Problem details ▸
From the entries below, copy every line where the string "JSON" appears.

--- begin Material for this exercise ---

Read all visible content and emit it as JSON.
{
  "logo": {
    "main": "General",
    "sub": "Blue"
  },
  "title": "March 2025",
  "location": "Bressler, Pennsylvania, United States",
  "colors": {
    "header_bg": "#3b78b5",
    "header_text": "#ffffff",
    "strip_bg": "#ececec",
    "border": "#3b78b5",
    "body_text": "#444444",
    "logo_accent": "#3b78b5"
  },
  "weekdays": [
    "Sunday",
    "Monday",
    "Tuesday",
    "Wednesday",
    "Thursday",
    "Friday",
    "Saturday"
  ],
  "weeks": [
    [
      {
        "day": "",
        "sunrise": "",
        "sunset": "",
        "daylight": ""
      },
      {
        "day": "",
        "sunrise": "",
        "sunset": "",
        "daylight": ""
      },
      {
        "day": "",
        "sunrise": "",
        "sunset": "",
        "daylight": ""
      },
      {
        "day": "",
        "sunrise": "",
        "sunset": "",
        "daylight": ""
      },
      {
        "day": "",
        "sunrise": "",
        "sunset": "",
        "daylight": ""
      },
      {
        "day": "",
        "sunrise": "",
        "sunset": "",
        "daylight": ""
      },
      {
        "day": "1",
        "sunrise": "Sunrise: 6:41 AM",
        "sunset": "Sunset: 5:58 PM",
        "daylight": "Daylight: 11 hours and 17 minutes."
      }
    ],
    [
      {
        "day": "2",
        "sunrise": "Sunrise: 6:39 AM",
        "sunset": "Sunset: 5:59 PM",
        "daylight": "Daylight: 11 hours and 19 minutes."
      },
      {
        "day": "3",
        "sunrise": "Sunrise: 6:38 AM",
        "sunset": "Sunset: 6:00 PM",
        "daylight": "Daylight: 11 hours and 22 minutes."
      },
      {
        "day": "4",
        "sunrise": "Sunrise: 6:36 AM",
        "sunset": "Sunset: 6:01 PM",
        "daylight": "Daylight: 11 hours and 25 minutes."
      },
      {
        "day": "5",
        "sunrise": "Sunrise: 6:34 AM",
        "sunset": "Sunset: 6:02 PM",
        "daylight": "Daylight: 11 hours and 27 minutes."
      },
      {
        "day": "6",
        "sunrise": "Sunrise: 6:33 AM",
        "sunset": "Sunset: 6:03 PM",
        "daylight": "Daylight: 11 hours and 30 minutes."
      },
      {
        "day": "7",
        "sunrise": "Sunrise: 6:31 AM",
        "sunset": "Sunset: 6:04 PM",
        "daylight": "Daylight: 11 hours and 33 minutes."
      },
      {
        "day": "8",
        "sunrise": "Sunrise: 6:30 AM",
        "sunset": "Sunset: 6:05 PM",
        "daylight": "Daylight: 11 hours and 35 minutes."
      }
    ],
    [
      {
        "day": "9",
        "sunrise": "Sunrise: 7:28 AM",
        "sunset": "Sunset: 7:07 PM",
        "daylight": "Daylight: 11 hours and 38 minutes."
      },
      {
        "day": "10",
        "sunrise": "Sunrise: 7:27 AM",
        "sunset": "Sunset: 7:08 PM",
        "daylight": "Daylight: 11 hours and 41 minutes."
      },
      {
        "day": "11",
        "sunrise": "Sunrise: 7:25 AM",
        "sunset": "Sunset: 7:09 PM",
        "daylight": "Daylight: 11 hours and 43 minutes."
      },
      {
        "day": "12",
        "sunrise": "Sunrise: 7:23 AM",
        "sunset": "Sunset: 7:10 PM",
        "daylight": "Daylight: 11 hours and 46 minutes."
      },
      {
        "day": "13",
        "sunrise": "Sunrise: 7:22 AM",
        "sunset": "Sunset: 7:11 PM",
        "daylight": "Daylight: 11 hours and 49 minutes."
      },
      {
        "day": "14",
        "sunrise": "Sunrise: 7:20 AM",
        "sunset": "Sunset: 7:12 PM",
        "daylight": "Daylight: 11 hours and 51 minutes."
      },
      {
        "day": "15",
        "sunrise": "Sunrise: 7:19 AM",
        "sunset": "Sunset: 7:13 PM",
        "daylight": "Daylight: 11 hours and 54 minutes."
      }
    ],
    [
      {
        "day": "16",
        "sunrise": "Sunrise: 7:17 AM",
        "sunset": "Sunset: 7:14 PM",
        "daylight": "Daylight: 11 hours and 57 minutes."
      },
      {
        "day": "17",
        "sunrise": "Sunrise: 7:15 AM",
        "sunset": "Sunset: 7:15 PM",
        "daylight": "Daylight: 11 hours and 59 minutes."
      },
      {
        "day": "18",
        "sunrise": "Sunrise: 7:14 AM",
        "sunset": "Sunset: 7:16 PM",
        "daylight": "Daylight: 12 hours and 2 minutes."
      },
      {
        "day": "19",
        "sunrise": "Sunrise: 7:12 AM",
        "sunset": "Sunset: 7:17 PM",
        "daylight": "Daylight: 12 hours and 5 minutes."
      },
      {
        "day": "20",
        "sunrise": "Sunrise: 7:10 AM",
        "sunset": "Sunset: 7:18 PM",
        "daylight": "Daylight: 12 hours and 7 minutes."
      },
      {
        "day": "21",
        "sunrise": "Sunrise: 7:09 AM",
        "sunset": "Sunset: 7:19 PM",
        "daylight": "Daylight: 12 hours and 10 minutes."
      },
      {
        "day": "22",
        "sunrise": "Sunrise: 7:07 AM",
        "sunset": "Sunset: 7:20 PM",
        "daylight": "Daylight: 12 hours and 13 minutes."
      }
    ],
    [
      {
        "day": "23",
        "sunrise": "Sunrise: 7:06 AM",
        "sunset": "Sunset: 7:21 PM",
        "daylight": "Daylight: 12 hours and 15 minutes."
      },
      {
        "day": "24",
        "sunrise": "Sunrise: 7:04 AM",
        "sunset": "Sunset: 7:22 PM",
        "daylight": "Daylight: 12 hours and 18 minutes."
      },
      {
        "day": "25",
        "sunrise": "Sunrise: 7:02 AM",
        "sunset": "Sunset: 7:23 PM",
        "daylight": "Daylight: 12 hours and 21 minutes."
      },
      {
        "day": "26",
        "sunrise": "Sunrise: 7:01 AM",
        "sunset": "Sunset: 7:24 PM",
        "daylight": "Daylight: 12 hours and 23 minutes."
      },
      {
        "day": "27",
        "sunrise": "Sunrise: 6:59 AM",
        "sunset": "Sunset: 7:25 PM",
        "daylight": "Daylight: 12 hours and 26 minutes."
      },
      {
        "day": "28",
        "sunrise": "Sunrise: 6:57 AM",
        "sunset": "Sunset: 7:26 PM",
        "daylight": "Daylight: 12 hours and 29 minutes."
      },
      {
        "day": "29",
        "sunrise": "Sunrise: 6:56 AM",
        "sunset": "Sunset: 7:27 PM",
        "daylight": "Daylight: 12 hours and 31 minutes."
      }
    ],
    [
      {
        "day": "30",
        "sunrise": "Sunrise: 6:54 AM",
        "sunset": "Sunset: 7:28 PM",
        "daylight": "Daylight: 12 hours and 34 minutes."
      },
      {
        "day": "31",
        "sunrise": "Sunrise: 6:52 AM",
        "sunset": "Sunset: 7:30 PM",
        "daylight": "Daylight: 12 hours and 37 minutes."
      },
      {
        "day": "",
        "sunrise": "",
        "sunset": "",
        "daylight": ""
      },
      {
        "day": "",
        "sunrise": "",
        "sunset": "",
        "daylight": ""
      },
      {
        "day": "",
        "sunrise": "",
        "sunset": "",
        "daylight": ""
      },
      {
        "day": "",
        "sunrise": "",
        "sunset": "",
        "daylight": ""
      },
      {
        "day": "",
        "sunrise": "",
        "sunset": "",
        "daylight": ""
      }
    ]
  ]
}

--- end Material for this exercise ---
--- begin Material for this exercise ---

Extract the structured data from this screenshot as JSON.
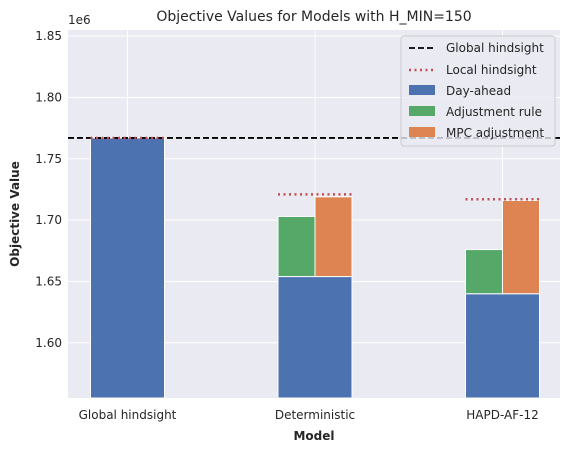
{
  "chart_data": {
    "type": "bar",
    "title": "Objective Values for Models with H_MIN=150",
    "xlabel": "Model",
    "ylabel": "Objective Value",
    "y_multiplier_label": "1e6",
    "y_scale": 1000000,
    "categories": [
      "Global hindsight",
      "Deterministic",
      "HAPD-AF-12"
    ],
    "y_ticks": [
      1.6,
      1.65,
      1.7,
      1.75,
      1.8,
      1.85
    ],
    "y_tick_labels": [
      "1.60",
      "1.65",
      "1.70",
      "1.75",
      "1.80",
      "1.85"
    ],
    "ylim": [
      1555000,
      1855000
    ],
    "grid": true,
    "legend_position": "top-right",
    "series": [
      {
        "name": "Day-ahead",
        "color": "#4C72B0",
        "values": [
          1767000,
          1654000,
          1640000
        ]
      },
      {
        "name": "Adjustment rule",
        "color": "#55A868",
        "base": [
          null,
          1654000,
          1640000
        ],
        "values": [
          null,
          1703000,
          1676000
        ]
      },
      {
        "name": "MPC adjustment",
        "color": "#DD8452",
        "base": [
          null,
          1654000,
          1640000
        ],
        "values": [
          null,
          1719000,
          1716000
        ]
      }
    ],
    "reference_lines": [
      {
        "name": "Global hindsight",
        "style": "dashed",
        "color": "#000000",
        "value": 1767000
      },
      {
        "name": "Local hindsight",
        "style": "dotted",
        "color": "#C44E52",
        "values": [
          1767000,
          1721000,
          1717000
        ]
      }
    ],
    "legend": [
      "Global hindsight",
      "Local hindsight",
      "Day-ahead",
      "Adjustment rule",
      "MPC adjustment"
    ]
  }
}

--- end Material for this exercise ---

Solution ▸
Read all visible content and emit it as JSON.
Extract the structured data from this screenshot as JSON.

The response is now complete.